* WHAT YOU ARE ASKED TO DO *
Extract each line holding the word "FAEFCE" from the entries.

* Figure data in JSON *
========

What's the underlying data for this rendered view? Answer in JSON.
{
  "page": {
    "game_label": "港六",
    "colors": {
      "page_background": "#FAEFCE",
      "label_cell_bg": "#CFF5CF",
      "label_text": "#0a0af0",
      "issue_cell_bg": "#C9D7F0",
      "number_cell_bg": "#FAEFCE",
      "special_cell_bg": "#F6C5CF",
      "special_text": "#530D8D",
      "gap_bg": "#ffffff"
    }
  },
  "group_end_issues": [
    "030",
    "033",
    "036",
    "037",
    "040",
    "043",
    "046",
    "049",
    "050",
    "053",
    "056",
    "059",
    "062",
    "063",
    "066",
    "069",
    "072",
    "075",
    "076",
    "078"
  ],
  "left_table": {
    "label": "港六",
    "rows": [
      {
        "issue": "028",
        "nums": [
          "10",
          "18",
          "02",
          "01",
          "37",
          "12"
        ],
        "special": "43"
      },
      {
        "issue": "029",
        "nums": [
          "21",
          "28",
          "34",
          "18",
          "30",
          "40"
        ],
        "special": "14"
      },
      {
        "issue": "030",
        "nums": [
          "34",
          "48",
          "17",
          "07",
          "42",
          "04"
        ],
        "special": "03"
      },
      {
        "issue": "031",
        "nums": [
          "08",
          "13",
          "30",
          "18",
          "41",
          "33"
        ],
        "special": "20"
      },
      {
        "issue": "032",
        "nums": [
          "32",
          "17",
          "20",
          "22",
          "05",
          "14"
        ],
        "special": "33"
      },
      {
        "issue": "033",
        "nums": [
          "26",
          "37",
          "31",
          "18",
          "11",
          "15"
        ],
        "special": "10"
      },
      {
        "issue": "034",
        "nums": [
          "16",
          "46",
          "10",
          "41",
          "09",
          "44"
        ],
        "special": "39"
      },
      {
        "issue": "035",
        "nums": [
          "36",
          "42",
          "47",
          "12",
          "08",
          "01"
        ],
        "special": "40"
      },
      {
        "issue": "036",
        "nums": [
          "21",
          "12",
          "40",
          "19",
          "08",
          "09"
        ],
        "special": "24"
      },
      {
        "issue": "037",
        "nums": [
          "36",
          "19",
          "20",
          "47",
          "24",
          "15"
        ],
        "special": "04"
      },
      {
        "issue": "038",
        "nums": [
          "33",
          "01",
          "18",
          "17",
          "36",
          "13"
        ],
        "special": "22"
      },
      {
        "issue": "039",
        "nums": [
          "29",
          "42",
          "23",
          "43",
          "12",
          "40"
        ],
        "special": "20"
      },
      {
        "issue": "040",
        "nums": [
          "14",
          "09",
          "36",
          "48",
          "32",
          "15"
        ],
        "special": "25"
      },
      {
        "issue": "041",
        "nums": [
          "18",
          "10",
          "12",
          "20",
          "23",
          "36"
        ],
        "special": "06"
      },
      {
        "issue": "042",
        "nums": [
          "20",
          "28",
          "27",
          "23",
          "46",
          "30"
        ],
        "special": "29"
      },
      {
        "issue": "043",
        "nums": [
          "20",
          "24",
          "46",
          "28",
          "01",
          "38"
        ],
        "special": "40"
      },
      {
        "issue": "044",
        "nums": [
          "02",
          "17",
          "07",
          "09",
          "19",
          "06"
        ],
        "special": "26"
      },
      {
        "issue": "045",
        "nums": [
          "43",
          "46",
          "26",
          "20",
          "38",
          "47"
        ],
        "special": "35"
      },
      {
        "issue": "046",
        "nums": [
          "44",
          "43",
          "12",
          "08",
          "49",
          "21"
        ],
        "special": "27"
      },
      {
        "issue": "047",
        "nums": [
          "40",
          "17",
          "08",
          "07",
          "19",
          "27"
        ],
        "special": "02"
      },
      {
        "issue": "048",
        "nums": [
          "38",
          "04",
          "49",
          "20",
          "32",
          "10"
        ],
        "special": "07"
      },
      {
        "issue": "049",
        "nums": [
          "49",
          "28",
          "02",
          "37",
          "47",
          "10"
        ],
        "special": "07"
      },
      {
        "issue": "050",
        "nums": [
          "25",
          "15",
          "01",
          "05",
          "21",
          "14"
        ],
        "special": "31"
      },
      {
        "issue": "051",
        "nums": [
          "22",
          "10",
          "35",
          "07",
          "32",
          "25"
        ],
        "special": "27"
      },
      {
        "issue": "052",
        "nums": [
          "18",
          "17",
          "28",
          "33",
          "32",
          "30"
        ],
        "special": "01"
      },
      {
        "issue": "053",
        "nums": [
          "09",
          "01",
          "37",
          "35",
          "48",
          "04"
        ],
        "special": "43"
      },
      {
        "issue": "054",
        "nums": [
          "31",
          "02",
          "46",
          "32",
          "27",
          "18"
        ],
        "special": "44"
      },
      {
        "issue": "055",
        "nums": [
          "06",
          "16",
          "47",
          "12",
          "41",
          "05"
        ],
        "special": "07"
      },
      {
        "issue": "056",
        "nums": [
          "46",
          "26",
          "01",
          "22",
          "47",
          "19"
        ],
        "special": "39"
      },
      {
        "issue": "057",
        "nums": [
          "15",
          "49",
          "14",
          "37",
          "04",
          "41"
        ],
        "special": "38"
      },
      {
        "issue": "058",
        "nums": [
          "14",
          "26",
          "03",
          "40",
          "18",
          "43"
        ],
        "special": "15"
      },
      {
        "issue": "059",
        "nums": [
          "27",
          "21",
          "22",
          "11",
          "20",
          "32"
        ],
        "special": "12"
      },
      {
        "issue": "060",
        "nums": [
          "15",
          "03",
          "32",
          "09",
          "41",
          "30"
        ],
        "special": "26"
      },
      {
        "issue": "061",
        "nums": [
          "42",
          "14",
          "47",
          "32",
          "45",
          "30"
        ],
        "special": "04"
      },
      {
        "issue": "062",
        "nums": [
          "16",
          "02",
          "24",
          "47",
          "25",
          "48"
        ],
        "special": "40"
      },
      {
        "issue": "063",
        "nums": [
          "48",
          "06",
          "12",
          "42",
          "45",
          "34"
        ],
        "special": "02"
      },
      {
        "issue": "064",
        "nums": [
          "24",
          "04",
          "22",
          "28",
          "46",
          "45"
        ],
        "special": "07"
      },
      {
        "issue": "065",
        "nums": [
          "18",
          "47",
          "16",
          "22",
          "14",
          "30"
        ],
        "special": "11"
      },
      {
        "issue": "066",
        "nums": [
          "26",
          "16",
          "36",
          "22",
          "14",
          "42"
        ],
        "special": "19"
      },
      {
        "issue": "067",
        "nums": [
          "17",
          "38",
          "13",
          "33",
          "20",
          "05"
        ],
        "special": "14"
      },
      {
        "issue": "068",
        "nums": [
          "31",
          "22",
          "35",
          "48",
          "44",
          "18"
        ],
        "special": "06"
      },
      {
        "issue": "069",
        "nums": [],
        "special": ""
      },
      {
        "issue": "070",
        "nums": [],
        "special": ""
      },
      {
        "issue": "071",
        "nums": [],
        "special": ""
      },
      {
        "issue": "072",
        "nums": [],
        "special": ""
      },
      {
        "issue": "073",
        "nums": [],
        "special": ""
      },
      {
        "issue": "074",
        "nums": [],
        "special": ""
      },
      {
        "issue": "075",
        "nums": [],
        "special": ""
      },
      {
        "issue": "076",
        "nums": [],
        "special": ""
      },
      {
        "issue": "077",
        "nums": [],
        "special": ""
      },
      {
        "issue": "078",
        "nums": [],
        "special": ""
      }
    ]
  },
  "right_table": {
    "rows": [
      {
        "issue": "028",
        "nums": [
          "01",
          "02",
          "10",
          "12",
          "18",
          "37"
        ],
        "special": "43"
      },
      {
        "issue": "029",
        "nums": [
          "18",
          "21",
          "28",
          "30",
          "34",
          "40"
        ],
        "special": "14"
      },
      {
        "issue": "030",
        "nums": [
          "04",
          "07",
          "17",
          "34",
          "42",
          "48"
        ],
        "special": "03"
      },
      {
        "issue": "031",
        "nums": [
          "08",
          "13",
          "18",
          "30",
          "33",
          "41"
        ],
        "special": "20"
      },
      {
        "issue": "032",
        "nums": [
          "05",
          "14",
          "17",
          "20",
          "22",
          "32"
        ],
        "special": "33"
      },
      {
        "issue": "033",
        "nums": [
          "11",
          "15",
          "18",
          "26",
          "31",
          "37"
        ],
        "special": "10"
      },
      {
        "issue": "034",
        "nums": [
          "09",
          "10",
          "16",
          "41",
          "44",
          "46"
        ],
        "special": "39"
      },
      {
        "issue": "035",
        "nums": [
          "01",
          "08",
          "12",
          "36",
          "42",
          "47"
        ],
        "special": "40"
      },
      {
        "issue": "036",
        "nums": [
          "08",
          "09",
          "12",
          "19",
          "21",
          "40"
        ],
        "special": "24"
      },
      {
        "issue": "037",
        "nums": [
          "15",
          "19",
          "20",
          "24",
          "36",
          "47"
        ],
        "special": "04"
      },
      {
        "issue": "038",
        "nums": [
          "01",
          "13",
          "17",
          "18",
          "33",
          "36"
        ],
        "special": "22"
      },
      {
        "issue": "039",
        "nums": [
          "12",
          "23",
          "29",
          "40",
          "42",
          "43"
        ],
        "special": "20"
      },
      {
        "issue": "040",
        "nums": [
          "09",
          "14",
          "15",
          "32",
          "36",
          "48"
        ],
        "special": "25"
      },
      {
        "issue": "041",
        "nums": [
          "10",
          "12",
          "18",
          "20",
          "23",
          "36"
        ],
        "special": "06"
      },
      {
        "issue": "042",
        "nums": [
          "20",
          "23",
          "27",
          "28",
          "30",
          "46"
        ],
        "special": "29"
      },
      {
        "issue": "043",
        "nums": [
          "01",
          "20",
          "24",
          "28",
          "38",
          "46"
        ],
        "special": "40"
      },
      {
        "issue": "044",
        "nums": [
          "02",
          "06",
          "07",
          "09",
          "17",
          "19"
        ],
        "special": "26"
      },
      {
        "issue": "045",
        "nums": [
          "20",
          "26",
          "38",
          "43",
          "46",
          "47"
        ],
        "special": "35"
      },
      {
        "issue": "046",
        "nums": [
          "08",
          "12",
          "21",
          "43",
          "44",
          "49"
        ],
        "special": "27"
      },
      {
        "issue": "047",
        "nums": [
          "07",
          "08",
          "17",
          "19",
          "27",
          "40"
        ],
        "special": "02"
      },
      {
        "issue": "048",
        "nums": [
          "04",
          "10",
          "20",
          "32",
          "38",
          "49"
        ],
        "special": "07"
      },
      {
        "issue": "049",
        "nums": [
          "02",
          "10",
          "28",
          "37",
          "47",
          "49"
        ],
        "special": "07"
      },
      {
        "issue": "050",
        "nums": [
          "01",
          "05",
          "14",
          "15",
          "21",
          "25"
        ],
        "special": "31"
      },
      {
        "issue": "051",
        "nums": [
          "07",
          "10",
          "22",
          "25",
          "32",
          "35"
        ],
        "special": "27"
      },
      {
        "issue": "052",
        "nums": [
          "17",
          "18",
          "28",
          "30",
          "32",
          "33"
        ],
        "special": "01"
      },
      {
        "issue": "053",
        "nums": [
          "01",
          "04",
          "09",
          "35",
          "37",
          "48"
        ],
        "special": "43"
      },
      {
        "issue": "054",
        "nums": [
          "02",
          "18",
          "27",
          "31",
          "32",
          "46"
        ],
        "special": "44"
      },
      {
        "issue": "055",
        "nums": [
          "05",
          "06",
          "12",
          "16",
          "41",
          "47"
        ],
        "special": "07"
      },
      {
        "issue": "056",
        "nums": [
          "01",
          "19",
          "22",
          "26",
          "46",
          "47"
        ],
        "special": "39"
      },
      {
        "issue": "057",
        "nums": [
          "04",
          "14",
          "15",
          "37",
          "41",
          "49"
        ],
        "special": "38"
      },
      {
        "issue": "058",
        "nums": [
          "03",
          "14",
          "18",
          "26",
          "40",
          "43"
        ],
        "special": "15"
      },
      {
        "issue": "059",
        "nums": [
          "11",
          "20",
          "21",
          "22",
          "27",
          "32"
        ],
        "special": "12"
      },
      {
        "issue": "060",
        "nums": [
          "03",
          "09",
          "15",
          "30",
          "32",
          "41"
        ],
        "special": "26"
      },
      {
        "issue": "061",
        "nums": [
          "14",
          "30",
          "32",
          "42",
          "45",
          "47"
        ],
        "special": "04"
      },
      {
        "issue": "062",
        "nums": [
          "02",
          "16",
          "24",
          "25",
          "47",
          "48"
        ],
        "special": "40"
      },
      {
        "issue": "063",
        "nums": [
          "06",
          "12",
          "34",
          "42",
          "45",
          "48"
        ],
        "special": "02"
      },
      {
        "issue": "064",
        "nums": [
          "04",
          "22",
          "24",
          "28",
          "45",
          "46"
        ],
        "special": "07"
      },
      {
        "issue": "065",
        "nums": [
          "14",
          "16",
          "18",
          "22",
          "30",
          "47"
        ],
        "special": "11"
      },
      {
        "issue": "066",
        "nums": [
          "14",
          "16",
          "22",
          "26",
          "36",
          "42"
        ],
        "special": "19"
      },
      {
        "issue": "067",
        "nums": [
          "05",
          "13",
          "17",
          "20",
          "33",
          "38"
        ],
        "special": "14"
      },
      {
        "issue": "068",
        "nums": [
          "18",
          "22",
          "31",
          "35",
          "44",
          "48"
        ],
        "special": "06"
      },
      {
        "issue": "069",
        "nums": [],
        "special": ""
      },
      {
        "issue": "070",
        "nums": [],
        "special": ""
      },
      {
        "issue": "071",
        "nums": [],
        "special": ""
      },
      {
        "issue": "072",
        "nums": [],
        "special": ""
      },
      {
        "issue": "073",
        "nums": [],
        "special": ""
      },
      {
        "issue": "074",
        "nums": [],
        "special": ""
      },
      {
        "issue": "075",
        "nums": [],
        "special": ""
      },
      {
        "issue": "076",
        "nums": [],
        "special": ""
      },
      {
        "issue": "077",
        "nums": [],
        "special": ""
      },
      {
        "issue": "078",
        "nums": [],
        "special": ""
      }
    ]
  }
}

========

* SOLVED EXERCISE *
      "page_background": "#FAEFCE",
      "number_cell_bg": "#FAEFCE",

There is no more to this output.